(Saved data entries)
----------------------------------------
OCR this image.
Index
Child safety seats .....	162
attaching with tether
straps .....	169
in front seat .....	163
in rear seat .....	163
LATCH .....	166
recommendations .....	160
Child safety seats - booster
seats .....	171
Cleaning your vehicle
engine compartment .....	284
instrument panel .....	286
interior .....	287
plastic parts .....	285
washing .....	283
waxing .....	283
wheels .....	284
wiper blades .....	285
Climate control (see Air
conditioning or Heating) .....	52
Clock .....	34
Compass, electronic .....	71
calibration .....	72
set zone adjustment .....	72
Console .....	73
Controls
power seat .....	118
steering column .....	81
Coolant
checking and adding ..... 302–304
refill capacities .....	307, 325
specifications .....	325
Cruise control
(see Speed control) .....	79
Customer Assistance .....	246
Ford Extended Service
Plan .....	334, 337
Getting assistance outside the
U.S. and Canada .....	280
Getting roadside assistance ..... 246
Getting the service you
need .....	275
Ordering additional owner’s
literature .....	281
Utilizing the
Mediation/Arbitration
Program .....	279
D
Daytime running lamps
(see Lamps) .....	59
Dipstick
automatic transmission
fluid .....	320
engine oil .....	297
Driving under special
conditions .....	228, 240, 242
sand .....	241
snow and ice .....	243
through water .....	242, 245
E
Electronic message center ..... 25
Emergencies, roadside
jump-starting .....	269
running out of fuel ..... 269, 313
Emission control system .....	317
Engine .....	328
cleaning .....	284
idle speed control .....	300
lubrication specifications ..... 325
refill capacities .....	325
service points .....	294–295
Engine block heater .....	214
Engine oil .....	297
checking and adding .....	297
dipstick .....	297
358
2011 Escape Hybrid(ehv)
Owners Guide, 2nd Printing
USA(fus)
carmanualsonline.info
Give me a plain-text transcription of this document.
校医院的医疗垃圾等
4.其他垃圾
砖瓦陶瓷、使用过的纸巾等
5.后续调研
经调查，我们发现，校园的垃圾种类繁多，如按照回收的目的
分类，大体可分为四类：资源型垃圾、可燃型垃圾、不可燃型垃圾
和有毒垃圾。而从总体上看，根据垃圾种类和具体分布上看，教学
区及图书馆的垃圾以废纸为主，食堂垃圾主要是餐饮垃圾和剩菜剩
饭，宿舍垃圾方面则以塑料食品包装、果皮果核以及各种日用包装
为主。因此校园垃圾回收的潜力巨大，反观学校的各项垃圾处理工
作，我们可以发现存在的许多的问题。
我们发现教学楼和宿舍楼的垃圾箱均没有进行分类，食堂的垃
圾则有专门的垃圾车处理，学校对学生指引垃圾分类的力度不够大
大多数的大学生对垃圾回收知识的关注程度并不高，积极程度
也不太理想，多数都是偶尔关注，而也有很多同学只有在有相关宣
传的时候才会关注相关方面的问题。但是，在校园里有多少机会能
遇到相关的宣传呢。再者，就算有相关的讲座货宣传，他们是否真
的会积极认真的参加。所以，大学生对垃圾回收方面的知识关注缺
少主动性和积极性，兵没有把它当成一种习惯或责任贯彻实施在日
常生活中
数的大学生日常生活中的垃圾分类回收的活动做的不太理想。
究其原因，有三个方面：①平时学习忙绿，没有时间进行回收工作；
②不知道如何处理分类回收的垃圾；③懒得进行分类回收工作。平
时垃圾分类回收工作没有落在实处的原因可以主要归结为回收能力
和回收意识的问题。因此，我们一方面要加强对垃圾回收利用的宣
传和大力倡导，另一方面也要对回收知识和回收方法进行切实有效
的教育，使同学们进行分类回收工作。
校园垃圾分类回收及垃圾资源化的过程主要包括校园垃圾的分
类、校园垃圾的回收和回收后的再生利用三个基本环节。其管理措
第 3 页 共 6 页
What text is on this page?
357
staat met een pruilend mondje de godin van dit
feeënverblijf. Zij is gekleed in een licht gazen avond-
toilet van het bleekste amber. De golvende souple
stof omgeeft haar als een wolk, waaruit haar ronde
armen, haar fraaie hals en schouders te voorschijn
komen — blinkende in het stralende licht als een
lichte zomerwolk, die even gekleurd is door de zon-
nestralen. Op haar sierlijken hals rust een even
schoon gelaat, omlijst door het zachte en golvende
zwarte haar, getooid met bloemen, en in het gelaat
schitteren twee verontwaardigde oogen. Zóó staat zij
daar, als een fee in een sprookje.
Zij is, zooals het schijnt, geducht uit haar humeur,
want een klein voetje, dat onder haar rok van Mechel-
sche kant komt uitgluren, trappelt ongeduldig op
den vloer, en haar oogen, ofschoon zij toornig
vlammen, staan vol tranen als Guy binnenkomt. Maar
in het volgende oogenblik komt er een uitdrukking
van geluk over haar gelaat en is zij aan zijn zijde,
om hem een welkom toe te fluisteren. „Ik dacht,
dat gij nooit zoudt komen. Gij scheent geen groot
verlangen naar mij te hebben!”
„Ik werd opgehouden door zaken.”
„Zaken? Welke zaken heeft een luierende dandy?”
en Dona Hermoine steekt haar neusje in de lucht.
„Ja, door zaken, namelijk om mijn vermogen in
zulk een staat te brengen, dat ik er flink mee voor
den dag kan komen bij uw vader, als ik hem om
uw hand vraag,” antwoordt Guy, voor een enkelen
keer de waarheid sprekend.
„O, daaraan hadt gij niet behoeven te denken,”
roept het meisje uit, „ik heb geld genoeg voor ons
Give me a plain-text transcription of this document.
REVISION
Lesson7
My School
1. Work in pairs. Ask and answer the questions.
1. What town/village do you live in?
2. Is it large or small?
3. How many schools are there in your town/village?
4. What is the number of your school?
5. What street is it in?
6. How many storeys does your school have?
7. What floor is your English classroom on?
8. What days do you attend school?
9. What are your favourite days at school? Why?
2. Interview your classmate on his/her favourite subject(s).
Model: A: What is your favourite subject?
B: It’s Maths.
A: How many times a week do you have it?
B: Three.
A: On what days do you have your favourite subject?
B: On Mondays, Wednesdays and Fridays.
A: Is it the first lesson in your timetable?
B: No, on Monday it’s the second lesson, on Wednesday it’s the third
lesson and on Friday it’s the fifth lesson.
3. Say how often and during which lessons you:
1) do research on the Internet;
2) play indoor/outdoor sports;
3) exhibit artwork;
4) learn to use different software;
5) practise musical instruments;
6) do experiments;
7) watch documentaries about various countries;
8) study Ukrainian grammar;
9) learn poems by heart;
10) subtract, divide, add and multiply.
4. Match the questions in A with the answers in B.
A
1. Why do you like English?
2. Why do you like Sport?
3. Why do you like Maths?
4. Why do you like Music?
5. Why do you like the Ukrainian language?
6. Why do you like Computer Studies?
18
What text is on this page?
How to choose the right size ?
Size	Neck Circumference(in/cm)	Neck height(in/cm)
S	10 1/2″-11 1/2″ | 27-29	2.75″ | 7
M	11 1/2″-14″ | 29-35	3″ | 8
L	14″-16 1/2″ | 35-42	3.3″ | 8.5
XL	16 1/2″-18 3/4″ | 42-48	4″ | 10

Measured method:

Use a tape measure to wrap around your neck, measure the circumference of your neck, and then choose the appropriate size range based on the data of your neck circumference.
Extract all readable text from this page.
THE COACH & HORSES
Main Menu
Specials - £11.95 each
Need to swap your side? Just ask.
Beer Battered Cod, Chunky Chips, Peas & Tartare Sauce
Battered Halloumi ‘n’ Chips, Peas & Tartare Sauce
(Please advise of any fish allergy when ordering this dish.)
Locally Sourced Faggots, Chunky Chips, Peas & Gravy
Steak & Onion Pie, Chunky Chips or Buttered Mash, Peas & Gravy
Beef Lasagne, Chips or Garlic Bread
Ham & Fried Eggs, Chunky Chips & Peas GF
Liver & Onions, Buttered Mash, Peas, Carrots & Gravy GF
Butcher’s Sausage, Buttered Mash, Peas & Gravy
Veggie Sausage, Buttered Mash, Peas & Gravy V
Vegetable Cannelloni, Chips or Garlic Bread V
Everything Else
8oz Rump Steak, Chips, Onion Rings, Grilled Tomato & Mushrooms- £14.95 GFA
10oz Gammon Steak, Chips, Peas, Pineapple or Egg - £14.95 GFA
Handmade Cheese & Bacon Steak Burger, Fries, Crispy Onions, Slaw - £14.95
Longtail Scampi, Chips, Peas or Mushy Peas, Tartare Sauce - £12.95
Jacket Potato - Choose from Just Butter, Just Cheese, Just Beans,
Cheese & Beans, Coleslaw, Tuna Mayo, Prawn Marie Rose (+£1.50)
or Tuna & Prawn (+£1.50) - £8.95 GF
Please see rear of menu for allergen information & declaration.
----------------------------------------
» GIVEN EXERCISE
Find and count the lines of the data that include the string "running", and report that figure by itself.

» RESULT OF THIS EXERCISE
2